→ **Description of the task**
Look through the material and tally each line bearing the word "grid". Give only the total.

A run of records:
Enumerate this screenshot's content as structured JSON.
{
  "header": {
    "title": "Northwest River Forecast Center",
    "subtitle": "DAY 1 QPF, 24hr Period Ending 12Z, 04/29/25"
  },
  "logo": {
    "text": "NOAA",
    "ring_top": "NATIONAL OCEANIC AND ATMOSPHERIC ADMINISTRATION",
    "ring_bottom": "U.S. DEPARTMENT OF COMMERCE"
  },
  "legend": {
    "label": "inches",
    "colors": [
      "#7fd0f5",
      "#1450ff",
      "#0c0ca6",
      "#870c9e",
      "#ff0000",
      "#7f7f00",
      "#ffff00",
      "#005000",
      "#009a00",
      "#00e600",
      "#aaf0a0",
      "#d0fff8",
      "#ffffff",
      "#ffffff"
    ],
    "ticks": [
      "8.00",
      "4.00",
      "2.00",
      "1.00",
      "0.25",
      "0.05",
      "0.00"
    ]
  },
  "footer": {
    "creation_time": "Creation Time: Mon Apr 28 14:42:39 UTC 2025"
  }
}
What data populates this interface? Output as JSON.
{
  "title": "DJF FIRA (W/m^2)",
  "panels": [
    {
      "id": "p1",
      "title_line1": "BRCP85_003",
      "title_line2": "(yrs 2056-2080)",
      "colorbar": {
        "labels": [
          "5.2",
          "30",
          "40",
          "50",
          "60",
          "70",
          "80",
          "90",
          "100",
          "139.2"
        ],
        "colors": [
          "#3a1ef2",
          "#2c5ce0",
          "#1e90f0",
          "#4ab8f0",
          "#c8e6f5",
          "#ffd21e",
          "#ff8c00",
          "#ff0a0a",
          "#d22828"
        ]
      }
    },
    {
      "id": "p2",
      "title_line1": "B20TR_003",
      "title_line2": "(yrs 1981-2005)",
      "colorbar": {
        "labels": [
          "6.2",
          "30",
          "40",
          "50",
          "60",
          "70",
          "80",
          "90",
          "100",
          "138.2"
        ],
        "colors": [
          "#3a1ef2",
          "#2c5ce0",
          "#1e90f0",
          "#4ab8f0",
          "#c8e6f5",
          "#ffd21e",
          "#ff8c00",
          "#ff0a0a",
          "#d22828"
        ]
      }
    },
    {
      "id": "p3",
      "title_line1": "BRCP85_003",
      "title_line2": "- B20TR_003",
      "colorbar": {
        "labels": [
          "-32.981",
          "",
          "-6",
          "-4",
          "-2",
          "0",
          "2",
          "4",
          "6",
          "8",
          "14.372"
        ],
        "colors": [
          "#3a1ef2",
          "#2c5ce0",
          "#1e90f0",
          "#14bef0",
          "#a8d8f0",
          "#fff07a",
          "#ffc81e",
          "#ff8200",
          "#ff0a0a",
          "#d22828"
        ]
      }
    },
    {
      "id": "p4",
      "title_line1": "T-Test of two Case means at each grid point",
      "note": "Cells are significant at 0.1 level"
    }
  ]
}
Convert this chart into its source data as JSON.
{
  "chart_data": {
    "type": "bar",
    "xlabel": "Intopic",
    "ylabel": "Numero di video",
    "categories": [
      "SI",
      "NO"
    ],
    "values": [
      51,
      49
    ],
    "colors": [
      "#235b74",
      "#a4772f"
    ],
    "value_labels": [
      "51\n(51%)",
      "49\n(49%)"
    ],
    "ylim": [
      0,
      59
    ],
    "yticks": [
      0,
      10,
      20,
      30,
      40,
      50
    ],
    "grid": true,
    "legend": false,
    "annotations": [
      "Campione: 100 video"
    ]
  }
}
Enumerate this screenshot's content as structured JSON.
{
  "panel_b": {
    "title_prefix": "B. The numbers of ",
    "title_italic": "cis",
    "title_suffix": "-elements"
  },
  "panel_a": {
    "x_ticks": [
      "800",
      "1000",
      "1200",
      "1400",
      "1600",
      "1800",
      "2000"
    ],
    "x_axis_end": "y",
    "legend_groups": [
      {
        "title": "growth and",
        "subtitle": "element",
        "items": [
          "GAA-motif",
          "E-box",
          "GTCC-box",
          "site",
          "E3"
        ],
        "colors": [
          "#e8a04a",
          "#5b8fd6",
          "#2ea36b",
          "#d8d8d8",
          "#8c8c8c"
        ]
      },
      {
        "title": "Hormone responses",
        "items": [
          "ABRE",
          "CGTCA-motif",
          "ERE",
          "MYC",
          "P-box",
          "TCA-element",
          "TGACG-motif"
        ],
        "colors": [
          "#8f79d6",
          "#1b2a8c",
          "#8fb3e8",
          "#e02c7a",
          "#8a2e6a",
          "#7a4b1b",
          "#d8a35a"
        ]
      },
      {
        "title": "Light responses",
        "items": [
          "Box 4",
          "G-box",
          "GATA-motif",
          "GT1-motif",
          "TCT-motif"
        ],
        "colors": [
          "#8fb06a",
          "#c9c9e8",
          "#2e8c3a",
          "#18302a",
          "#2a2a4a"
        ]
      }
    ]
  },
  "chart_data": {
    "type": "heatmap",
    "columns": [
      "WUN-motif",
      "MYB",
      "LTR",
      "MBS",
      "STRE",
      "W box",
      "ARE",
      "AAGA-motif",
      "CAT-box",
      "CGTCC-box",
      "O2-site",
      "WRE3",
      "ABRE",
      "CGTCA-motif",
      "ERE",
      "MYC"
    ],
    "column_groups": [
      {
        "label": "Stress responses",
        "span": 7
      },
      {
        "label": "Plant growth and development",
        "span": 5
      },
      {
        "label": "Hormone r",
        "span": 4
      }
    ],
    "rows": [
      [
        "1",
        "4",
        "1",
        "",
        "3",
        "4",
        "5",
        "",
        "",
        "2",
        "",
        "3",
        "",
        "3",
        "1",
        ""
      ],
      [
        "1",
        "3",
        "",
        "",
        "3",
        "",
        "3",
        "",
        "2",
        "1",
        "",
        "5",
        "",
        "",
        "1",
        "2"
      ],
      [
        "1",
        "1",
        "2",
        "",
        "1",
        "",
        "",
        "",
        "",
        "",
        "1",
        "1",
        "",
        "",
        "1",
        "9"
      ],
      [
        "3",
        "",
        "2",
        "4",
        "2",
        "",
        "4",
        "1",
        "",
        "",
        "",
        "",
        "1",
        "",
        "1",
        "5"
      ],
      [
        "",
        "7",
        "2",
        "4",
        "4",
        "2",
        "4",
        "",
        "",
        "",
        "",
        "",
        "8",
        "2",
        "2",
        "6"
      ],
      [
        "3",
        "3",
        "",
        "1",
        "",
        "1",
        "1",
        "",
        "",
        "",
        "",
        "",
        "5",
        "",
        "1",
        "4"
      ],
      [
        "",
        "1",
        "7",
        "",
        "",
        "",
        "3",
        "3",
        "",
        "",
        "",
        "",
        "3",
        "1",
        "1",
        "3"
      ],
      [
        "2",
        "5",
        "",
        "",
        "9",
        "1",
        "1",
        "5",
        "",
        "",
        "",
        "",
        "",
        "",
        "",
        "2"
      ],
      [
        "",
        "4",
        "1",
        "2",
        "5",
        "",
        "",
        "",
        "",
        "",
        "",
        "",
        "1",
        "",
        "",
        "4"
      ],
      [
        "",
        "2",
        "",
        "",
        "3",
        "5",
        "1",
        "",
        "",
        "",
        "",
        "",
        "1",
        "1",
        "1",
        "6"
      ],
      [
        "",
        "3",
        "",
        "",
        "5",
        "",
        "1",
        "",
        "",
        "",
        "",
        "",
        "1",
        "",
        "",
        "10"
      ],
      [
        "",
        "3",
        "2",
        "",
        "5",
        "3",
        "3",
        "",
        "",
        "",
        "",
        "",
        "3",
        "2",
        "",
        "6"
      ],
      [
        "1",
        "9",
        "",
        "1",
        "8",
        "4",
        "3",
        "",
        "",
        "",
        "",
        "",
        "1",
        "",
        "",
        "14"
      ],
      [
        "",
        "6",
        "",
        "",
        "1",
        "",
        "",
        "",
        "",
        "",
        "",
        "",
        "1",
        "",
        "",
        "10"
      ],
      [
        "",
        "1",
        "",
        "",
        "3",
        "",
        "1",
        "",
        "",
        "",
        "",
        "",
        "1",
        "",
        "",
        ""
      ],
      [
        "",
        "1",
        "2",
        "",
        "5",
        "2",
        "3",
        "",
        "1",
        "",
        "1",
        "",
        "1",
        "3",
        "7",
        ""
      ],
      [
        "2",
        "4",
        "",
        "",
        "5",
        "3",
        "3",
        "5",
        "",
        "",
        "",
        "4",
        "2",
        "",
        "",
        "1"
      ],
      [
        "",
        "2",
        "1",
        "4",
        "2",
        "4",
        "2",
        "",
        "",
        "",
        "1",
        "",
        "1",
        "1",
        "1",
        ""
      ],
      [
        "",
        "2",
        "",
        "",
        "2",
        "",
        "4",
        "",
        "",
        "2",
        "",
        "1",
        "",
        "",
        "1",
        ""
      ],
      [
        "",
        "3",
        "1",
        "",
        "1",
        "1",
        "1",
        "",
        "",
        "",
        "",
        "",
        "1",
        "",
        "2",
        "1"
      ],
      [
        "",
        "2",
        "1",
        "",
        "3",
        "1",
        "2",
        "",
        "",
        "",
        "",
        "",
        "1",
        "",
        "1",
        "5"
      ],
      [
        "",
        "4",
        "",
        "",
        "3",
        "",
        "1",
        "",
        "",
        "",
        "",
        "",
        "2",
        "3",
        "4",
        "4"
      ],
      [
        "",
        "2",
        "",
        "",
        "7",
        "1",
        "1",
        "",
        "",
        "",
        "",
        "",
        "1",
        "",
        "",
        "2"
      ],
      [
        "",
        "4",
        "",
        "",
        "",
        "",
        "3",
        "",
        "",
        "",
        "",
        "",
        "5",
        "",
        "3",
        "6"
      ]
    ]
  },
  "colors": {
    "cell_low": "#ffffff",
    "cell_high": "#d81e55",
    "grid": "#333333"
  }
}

→ **Correct response**
3